▸ **Records shown**
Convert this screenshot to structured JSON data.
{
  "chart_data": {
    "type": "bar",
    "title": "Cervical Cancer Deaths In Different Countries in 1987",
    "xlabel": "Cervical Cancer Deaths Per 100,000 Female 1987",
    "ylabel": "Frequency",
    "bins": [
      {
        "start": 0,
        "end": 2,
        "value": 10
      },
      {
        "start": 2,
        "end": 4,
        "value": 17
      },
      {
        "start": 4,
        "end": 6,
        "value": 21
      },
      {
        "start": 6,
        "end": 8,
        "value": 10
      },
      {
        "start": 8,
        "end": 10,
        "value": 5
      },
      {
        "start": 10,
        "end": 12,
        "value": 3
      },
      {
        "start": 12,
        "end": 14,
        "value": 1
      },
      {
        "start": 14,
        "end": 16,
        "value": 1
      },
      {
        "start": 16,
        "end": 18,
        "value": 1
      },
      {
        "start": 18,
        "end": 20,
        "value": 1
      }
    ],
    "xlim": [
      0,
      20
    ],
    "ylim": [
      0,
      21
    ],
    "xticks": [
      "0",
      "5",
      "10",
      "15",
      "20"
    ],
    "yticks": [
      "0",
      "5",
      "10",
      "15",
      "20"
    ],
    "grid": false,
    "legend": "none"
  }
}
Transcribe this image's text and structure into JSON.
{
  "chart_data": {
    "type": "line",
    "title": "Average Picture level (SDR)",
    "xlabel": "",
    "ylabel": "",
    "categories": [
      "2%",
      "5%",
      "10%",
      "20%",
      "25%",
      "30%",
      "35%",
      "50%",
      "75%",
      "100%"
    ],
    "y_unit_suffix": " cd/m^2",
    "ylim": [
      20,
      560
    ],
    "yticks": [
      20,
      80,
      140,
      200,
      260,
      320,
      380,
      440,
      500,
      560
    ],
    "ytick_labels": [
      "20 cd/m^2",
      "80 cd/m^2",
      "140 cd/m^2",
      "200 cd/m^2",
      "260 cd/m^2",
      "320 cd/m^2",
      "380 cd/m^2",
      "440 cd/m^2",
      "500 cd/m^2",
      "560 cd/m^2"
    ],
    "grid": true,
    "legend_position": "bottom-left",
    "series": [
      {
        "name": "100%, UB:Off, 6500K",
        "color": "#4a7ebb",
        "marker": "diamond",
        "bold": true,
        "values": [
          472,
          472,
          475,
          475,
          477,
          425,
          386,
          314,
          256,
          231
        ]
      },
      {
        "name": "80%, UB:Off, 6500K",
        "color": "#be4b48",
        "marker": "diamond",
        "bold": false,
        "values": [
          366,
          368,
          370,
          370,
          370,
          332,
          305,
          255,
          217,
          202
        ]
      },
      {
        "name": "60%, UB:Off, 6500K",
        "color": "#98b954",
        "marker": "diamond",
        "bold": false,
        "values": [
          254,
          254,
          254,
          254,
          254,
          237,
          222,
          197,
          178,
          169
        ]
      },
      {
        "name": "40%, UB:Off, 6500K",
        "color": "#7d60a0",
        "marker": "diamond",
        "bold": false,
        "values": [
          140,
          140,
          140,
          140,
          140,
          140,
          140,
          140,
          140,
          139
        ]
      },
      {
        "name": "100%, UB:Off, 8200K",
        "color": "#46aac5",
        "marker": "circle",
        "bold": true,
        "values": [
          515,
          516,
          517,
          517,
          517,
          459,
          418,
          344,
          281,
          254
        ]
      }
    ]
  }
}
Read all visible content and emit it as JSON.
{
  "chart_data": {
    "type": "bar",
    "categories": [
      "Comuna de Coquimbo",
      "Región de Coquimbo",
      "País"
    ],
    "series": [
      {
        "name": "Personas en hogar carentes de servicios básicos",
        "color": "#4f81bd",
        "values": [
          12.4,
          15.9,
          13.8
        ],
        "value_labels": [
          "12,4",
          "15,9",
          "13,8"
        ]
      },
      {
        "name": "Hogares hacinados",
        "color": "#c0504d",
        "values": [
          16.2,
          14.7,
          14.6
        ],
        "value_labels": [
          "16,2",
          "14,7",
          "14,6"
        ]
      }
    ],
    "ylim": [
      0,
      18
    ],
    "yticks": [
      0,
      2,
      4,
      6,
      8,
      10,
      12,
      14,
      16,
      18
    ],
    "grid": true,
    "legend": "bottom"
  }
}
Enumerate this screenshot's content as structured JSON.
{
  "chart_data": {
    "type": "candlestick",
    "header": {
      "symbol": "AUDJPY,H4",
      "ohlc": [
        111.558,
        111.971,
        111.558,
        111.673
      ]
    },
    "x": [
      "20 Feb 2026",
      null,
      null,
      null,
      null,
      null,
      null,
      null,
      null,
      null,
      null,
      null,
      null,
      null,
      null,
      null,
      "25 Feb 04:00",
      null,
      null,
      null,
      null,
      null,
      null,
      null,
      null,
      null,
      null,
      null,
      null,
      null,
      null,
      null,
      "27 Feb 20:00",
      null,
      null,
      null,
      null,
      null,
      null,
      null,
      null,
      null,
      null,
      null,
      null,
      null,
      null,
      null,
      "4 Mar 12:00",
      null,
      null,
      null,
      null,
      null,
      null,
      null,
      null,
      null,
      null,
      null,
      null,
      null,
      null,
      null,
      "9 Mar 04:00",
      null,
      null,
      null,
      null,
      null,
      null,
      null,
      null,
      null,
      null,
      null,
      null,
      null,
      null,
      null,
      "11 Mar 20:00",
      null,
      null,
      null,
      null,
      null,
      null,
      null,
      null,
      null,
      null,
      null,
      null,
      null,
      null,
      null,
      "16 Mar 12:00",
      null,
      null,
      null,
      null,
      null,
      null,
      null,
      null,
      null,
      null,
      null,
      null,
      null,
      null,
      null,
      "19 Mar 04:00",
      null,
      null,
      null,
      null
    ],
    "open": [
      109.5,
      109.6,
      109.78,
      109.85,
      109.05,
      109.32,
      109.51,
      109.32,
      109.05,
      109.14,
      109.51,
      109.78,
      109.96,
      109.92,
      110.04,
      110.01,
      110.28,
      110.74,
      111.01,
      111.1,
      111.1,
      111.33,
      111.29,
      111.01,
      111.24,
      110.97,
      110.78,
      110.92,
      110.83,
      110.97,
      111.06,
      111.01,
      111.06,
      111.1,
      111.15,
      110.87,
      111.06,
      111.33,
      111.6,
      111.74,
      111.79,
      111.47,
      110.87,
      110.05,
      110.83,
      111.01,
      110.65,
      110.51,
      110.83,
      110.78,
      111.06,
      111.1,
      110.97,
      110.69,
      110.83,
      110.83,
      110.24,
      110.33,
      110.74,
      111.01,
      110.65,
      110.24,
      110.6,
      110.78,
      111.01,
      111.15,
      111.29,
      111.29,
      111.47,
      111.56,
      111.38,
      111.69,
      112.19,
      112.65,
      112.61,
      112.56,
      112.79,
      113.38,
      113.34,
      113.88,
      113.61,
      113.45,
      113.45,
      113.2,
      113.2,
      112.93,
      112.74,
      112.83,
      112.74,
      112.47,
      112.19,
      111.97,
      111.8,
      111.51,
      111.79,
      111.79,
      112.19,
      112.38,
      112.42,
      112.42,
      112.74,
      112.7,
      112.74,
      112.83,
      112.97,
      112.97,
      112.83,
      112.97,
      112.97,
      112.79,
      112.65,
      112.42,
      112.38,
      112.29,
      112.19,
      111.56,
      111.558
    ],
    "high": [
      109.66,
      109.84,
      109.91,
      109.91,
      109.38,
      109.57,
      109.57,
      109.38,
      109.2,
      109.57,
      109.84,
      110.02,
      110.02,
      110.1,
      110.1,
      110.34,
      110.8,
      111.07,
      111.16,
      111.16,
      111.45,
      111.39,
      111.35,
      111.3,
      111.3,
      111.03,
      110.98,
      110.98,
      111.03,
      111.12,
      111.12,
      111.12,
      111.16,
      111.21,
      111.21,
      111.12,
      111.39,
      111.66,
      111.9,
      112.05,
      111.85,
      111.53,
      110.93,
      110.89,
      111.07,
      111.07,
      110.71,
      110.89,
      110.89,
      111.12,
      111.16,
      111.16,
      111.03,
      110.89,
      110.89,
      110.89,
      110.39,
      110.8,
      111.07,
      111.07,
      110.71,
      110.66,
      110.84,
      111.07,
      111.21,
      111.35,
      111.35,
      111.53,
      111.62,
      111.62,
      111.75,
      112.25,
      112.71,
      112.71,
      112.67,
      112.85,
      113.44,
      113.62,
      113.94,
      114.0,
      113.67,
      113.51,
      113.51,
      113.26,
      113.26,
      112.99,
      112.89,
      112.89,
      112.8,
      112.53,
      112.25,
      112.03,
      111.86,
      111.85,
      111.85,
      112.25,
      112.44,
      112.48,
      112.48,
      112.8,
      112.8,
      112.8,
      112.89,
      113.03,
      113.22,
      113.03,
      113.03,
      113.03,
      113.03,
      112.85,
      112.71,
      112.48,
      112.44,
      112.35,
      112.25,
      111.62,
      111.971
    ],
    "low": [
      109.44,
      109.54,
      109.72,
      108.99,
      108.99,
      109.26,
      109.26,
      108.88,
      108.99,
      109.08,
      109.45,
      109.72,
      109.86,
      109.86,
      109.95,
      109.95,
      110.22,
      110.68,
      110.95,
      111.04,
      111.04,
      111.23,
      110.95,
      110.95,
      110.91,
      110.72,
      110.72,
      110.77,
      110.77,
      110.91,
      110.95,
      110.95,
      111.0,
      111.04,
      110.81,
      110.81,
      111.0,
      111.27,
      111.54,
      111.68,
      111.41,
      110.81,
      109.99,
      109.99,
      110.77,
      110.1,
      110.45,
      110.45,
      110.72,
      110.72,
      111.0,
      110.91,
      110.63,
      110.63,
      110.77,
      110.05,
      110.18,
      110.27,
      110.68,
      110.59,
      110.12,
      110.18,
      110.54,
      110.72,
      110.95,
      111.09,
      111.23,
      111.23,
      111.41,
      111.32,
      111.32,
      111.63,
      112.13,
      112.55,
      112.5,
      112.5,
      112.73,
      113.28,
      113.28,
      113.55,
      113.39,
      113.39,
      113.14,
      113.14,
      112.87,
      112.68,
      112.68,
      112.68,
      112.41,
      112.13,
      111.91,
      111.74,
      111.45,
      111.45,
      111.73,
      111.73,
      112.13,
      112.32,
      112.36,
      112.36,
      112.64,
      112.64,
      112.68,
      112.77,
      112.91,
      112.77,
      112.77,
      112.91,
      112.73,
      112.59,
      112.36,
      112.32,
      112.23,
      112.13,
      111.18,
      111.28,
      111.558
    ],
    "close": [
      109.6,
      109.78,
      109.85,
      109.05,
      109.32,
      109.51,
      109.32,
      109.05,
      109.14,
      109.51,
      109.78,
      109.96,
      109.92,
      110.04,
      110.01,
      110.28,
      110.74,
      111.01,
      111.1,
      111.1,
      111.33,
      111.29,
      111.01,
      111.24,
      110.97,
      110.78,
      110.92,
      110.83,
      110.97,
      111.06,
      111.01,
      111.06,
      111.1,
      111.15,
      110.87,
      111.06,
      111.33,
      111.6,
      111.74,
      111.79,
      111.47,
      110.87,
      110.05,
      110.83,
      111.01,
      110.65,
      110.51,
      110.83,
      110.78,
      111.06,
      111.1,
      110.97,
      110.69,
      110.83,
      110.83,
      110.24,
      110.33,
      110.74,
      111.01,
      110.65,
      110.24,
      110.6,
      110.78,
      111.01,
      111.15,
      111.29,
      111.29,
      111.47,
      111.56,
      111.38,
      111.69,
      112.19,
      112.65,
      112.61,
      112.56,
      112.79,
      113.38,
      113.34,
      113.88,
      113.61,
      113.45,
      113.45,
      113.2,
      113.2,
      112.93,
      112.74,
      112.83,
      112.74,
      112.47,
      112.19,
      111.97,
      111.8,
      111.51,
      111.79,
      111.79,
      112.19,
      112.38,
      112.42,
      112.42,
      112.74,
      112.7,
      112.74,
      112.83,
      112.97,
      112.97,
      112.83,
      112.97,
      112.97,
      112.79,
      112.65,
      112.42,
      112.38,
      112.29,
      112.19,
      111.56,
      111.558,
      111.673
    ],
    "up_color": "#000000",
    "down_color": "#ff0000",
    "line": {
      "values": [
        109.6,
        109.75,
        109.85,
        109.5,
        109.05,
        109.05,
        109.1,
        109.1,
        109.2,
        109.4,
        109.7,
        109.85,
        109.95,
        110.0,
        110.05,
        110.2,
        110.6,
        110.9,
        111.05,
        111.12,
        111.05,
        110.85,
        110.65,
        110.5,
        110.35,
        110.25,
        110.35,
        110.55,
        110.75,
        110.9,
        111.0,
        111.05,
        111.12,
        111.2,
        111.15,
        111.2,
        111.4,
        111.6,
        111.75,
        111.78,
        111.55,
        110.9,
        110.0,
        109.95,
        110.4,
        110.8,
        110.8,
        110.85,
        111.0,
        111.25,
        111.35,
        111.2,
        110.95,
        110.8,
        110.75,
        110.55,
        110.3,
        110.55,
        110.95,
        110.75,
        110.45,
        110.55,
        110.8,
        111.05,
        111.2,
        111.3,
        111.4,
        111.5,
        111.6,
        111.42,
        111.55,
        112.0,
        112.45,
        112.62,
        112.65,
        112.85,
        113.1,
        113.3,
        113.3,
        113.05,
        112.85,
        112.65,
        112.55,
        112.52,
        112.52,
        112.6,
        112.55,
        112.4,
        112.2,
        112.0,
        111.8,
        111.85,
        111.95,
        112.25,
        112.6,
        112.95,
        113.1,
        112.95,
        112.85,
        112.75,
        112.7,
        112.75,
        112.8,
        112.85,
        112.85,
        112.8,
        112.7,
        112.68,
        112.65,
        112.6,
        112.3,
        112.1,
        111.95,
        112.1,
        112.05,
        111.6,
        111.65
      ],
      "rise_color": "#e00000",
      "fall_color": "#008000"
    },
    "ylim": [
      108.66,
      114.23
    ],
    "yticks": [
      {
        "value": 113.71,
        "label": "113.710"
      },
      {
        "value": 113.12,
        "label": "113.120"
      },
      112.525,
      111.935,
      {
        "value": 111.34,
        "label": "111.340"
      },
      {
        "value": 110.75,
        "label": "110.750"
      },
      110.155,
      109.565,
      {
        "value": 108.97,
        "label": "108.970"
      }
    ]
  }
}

▸ **Problem**
Gather each line of the listing containing the word "Cervical" and show it.

▸ **Result of this exercise**
    "title": "Cervical Cancer Deaths In Different Countries in 1987",
    "xlabel": "Cervical Cancer Deaths Per 100,000 Female 1987",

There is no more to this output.